### The request
Spot each line in the records below where the word "ylabel" occurs, then copy it.

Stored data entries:

[BEGIN]

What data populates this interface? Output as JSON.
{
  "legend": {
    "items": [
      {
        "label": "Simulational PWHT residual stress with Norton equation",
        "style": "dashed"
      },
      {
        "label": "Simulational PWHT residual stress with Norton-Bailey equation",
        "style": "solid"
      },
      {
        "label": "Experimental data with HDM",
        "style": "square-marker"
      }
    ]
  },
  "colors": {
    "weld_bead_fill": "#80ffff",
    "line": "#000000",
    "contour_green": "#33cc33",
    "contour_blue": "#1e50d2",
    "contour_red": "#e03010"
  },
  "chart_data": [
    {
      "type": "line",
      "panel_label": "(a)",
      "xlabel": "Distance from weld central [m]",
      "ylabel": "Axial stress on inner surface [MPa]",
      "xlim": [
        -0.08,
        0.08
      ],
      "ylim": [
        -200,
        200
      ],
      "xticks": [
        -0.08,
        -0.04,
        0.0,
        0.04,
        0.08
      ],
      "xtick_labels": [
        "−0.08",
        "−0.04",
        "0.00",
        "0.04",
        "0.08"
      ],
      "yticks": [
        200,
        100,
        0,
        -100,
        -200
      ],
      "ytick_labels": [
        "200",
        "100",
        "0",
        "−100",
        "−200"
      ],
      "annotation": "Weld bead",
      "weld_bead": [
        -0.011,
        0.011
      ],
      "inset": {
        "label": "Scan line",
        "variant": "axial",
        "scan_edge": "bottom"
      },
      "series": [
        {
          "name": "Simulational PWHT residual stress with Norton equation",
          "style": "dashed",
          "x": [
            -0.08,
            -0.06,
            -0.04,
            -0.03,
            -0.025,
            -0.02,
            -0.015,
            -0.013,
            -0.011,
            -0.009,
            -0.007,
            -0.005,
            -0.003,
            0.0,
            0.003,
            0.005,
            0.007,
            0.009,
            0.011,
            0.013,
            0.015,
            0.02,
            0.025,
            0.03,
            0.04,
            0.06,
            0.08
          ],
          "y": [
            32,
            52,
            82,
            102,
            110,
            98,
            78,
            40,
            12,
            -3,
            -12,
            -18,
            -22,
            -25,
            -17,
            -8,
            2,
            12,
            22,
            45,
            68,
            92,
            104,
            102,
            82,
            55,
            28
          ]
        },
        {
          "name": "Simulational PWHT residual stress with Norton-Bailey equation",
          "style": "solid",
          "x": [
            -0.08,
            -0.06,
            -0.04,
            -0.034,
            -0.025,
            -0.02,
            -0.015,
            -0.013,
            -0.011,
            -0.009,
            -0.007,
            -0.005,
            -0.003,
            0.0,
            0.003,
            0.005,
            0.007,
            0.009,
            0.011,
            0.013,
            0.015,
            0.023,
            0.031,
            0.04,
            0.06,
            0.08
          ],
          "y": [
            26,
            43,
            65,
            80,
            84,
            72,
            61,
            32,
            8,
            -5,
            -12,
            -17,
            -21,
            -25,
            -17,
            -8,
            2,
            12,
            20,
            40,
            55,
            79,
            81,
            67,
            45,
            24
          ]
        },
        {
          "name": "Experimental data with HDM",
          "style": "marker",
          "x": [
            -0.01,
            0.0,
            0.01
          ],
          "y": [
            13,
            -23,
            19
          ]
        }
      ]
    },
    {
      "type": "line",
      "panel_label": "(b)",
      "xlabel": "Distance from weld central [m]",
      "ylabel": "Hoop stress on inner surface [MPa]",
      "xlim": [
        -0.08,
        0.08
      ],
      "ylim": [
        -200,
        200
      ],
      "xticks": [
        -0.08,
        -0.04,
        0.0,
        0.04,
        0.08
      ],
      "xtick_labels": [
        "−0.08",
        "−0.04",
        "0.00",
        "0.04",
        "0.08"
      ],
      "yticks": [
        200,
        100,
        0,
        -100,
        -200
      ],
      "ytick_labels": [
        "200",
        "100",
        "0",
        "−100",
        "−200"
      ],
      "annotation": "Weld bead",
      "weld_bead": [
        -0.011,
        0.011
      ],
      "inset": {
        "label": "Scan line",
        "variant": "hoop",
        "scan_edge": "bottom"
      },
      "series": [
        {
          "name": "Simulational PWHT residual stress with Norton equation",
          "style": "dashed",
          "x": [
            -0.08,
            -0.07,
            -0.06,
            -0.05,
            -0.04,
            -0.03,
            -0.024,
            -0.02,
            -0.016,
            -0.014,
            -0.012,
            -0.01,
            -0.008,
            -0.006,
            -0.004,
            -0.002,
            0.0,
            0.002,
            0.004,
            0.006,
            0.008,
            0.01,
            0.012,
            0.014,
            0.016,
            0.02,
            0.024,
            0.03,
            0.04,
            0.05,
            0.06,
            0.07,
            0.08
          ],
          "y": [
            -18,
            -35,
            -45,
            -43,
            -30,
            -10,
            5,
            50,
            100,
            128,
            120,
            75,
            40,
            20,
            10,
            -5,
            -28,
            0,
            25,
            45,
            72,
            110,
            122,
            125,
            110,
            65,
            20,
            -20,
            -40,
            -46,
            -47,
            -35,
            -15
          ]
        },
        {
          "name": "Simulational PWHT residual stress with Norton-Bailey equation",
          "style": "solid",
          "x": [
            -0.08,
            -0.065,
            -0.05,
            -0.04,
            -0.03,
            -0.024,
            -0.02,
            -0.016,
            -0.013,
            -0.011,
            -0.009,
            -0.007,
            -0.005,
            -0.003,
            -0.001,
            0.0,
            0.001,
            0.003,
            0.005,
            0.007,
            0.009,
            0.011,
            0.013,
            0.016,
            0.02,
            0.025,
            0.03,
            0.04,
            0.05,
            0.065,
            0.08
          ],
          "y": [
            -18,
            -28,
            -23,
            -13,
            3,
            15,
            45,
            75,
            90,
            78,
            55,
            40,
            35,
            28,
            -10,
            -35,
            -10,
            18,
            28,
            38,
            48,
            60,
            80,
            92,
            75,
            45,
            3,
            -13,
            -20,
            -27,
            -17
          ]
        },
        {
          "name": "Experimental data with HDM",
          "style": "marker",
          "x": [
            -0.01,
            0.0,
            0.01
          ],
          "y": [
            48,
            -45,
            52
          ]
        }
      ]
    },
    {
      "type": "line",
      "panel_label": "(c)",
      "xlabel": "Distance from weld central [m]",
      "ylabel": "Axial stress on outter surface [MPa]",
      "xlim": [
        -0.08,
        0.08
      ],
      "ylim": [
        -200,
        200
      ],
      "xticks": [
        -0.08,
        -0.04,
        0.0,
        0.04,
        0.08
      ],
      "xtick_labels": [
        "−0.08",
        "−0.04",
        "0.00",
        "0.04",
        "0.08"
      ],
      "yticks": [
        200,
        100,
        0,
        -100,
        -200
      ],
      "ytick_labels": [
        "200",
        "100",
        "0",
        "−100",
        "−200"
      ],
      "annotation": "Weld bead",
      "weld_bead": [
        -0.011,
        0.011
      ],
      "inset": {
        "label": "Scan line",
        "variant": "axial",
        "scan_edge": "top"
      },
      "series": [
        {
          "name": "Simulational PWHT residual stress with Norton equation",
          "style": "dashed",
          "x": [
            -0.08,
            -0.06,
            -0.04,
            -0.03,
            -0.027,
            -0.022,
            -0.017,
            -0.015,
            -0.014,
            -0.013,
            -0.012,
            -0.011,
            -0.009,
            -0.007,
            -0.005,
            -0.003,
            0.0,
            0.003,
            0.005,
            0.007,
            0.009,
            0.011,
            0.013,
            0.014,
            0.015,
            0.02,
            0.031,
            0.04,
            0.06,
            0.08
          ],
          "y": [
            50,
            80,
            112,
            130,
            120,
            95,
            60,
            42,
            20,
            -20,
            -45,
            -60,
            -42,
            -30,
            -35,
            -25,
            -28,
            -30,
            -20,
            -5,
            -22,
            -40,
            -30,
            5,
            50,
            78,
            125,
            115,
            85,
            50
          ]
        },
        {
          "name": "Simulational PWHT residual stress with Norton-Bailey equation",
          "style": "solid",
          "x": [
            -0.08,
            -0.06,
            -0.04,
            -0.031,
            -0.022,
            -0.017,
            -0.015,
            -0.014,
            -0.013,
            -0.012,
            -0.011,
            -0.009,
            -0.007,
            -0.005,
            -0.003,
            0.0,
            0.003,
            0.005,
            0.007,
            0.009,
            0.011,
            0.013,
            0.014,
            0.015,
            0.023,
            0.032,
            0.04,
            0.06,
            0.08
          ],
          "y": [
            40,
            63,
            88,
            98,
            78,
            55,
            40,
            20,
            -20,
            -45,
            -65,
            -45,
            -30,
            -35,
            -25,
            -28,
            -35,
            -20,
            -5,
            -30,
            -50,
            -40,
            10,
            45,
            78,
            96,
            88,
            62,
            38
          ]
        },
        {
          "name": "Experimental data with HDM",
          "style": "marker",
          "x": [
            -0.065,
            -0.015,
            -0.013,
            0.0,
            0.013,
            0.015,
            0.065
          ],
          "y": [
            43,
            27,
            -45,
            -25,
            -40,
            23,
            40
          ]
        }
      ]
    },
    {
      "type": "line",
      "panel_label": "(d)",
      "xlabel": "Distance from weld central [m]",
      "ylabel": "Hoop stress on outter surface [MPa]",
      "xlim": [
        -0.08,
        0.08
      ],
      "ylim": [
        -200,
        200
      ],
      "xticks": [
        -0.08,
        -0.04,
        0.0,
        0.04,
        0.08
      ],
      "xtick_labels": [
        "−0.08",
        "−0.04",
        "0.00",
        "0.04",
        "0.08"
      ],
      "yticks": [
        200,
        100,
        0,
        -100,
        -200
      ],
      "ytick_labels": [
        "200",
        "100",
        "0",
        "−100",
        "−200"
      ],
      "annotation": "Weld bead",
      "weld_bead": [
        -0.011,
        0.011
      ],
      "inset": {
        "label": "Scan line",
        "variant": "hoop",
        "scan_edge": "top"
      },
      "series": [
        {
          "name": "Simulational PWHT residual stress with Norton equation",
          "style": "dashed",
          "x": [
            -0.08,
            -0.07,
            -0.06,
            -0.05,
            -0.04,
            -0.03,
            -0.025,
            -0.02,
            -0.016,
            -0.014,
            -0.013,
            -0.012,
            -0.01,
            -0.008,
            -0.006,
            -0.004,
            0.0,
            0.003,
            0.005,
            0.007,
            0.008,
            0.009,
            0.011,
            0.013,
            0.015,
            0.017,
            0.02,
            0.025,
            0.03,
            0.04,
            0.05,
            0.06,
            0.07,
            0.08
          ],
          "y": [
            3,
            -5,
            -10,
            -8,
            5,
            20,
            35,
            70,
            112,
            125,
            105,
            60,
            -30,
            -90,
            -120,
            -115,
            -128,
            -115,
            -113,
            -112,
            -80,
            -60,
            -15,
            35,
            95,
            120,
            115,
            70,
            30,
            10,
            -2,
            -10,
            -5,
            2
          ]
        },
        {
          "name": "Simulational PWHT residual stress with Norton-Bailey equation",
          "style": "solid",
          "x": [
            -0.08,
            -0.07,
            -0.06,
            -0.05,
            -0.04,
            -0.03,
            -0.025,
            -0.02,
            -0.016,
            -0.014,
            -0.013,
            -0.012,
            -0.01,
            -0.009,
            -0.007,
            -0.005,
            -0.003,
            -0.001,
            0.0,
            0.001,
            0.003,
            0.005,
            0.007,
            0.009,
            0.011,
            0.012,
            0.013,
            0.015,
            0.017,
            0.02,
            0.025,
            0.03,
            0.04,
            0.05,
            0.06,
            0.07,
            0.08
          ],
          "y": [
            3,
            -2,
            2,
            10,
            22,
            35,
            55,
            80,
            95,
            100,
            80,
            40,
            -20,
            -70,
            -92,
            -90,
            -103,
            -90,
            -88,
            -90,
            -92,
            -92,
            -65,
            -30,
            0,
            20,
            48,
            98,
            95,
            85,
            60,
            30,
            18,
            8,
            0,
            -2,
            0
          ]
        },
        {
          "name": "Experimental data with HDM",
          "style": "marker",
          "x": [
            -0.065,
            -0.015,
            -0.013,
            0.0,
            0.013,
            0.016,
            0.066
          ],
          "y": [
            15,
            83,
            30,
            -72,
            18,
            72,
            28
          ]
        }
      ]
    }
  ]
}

[END]

### Complete response
      "ylabel": "Axial stress on inner surface [MPa]",
      "ylabel": "Hoop stress on inner surface [MPa]",
      "ylabel": "Axial stress on outter surface [MPa]",
      "ylabel": "Hoop stress on outter surface [MPa]",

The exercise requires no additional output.